Figures 1a,b indicate that HESS J1731-347 and PSR J1231-1411 (Case I), can both be reconciled within the range of parameters that are compatible to the latter, while also respecting the maximum-mass constraints imposed by PSR J0952-0607. This region is characterized by small values for the bag constant, close to the minimum possible one, and large values for the color superconducting gap. As a result, the CFL EOS is extremely stiff, leading to very high maximum masses for all $(B, Δ)$ pairs (above $3 M_{⊙}$ ). The latter is demonstrated in Figure 2b, where the maximum masses for all $(B, Δ)$ combinations of the purple region of Figure 1b are calculated (for the $a_{4} = 0.7$ case).

Figure 2

Figure 2. (a) Mass-radius curves that are compatible with PSR J1231-1411 Case I (solid lines) and Case II (dashed lines), with $a_{4} = 0.7$ . The $B - Δ$ pairs utilized are representative of the purple region (Case I) and the region between the purple dashed lines (Case II), see Figures 1b,d. The numbers above each curve represent the $(B, Δ)$ pairs in $(M e V \cdot f m^{- 3}, M e V)$ . (b) Close-up of PSR J1231-1411’s (Salmi et al., 2024a) parameter space considering Case I with $a_{4} = 0.7$ , plotted together with the maximum masses reached in this window. Notably, a minimum maximum mass of $\sim 3 M_{⊙}$ is needed. (c) Parameter space that is compatible with PSR J0952-0607 (Romani et al., 2022), PSR J0030+0451 (Miller et al., 2019), HESS J1731-347 (Doroshenko et al., 2022), PSR J0437-4715 (Choudhury et al., 2024) and PSR J1231-1411 (Qi et al., 2025) (Case II) measurements, including the maximum masses reached. This area corresponds to the region between the upper limit of PSR J0030+0451 and the lower one of PSR J1231-1411, see Figure 1d.

Another interesting point from Figures 1a,b is related to the fact that the parameter spaces which are compatible with PSR J0437-4715 and PSR J1231-1411 (Case I) do not overlap at the $1 σ$ level, implying that they cannot be simultaneously explained within this model. However, this tension is mild, as we have checked that a narrow common parameter space exists, when considering the $2 σ$ estimation for PSR J0437-4715 (see Figure 2a, where we have plotted the $M - R$ diagrams for representative EOSs which are compatible with PSR J1231-1411).

Considering Case II, Figures 1c,d show that there is a small range of parameters which is compatible with all measurements at the $1 σ$ level (of course except XTE J1814-338). These areas are defined by the lower boundary from PSR J1231-1411 (purple dashed line) and the upper limit from PSR J0030+0451 (gray region). Notably, for PSR J0030+0451 we employed the measurement of Miller et al. (2019). The aforementioned common areas do not change significantly when adopting the measurements of Riley et al. (2019), and they would increase when using the lower (regarding the radius) of the three estimations provided by Vinciguerra et al. (2024).

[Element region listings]
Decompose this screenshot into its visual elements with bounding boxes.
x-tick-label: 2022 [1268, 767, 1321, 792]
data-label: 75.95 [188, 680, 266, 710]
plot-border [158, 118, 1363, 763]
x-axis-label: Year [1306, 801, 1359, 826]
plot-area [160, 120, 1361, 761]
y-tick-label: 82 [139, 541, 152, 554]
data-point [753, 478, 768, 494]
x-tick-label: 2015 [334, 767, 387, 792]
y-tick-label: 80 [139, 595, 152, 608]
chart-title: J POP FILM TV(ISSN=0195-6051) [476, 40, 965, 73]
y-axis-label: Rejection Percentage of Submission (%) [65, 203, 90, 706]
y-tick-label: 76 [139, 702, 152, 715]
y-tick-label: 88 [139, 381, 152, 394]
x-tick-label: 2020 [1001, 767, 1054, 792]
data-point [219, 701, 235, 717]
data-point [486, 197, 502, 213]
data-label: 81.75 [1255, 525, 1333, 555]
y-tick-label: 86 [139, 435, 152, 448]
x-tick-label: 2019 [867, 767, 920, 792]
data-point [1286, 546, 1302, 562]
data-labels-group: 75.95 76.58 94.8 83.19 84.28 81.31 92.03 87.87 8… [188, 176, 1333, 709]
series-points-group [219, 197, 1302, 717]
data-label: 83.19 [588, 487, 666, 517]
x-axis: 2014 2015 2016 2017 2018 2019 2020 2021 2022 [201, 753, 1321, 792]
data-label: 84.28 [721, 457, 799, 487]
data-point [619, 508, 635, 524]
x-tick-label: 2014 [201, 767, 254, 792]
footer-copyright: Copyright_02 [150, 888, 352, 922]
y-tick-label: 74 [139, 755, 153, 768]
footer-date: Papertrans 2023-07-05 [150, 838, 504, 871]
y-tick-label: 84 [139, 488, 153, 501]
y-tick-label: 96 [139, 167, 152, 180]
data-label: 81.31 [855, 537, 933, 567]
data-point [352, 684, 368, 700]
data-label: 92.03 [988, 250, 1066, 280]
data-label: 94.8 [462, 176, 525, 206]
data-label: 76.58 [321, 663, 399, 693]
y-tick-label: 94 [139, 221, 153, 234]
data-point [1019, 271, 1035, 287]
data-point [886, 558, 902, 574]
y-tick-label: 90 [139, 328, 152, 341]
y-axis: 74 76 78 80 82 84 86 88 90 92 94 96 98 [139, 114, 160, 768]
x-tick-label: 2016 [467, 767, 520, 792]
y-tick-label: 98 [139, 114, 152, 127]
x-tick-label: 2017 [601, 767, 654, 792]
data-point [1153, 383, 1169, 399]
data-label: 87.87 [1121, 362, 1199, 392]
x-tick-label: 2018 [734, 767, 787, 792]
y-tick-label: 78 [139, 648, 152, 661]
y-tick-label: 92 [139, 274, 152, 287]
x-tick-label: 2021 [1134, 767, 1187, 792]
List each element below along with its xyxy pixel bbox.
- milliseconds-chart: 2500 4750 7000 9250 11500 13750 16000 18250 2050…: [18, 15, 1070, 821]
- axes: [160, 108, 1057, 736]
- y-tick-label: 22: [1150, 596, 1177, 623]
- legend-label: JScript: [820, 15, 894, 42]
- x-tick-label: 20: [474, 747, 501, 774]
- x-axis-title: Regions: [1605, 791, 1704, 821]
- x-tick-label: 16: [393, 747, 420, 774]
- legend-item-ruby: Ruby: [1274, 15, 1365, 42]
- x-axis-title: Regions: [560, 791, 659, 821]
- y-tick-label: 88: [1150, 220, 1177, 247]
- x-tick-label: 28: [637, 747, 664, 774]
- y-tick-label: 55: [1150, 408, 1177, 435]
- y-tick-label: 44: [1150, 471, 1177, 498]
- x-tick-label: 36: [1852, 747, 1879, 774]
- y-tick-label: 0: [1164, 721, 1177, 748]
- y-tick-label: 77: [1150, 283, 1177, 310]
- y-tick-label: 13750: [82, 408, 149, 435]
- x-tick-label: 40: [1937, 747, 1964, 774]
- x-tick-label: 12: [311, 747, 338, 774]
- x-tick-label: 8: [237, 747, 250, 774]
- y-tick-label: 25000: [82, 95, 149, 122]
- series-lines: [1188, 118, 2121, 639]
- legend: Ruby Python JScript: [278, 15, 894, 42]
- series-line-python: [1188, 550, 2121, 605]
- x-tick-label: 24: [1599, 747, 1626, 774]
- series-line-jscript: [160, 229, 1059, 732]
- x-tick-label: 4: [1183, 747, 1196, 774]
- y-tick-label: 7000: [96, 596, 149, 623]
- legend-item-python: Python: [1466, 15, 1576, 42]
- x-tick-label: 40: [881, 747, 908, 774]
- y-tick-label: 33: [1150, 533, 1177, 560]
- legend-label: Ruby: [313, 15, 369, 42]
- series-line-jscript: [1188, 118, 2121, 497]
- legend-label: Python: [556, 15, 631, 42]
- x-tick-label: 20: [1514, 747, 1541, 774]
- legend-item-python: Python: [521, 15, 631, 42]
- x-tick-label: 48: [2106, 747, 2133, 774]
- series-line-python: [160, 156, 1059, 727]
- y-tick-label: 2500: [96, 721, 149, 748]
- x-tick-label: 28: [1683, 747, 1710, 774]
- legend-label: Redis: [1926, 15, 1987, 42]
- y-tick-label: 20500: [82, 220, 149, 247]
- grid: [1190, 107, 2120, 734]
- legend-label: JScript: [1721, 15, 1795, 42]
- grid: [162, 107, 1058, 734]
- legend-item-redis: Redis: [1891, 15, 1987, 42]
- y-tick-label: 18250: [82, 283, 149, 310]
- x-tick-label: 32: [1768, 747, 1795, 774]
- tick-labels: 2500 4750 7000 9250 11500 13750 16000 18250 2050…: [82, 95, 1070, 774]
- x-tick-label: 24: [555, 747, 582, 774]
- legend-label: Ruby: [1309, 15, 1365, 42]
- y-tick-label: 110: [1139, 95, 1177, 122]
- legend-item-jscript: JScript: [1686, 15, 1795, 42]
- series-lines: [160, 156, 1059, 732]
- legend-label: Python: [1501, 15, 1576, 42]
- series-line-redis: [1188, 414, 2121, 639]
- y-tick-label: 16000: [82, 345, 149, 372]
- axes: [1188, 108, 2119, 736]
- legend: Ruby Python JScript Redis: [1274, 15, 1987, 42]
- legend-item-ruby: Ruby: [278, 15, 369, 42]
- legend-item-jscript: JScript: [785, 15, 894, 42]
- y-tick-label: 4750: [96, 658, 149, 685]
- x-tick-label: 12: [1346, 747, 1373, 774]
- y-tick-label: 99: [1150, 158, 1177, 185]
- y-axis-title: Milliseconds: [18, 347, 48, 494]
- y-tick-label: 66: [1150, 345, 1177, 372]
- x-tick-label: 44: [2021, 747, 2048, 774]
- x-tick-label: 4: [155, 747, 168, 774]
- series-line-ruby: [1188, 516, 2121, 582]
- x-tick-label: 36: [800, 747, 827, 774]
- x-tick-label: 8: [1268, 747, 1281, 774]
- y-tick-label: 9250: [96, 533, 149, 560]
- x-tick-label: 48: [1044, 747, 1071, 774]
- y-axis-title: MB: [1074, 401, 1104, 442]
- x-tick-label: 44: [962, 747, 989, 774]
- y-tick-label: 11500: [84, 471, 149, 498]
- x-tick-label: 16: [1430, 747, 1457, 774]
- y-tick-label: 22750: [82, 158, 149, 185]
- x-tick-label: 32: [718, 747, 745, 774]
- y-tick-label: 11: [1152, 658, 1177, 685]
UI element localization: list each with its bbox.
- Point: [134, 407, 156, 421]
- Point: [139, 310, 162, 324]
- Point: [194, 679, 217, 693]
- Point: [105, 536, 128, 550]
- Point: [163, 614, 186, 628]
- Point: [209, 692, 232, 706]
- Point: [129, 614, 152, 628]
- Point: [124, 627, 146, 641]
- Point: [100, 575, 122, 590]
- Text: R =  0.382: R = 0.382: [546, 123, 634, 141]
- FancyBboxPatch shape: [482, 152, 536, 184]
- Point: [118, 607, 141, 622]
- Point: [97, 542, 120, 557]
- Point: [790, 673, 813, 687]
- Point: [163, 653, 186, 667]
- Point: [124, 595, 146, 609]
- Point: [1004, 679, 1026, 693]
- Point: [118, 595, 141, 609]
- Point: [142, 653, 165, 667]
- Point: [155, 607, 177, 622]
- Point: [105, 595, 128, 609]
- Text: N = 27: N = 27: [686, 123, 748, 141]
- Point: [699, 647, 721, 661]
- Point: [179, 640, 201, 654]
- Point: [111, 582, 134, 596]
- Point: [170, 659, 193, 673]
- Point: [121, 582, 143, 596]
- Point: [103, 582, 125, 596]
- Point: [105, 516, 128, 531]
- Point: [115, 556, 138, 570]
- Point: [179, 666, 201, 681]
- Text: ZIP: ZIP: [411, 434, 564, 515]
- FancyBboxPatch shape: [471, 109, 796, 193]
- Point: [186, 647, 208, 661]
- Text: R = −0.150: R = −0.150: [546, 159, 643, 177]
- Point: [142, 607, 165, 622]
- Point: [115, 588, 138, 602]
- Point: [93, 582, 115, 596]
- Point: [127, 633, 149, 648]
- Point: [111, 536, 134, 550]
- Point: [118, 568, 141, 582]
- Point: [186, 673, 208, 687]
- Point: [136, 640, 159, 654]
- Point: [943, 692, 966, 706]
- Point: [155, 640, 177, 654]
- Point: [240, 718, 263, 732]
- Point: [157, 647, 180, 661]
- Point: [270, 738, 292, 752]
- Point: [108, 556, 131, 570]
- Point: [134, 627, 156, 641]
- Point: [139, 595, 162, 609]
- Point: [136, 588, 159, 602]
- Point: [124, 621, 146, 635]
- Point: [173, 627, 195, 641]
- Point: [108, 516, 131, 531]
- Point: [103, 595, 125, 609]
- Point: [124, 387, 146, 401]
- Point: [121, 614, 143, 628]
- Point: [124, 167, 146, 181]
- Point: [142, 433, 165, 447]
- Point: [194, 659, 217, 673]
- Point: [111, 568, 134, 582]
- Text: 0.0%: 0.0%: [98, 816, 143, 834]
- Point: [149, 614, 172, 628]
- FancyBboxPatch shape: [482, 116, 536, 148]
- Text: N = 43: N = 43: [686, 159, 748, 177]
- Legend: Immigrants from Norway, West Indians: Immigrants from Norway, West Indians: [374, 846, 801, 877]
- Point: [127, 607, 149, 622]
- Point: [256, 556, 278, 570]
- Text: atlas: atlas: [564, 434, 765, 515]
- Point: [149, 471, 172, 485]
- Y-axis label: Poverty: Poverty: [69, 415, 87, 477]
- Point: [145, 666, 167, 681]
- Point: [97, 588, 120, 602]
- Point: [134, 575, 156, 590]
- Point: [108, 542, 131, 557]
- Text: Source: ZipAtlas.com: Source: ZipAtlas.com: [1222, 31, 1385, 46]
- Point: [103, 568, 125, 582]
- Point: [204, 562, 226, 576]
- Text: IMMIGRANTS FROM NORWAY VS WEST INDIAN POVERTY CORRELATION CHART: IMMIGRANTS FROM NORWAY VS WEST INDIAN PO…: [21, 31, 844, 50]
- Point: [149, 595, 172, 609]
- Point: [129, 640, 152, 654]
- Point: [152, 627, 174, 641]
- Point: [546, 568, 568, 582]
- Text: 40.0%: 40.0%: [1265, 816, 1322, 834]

Problems:
1. For each statement, say yes or no according to the excerpt on pulsar constraints, and quote the words of the excerpt that decide it.
(a) In Case I, the CFL equation of state is extremely stiff.
(b) PSR J0437-4715 and PSR J1231-1411 (Case I) can be explained together within this model at the 1σ level.
(c) For PSR J0030+0451, the measurement of Riley et al. (2019) was employed.
2. According to the excerpt on pulsar constraints, why are the maximum masses so high for all (B, Δ) pairs in the Case I region? Answer in one to three sentences.
3. Resume the excerpt on pulsar constraints from the point where it stops.
This data comes from a separate source.

Responses for each task:
1.
(a) Yes: "As a result, the CFL EOS is extremely stiff"
(b) No: "implying that they cannot be simultaneously explained within this model"
(c) No: "for PSR J0030+0451 we employed the measurement of Miller et al. (2019)"

2. That region has small values for the bag constant, close to the minimum possible one, and large values for the color superconducting gap. This makes the CFL equation of state extremely stiff, which leads to maximum masses above 3 solar masses for all (B, Δ) pairs.

3.
The parameter space in which all measurements can be explained by pure CFL matter (Case II) is shown in Figure 2c, alongside the corresponding maximum mass predictions (for the $a_{4} = 0.7$ case). The resulting maximum masses span the range of approximately $2.25 - 3.25 M_{⊙}$ , which is consistent with current observations of heavy pulsars. This maximum mass range, along with that obtained for the parameter space compatible with PSR J1231-1411 (Case I) for $a_{4} = 0.7$ , points toward the possible existence of quark stars with masses exceeding $3 M_{⊙}$ . Notably, such masses reside within the so-called lower mass gap (Shao, 2022; Samsing and Hotokezaka, 2021), in which the nature of compact objects remains undetermined. Interestingly, evidence for compact objects within the mass gap has emerged from multiple recent studies, based on observations of non-interacting binary systems (Thompson et al., 2019; Jayasinghe et al., 2021), radio pulsar surveys (Barr et al., 2024), and gravitational wave detections from binary mergers (Abbott R. et al., 2020; Abbot et al., 2023; Abac et al., 2024; Abbot et al., 2017; Abbot B. P. et al., 2020).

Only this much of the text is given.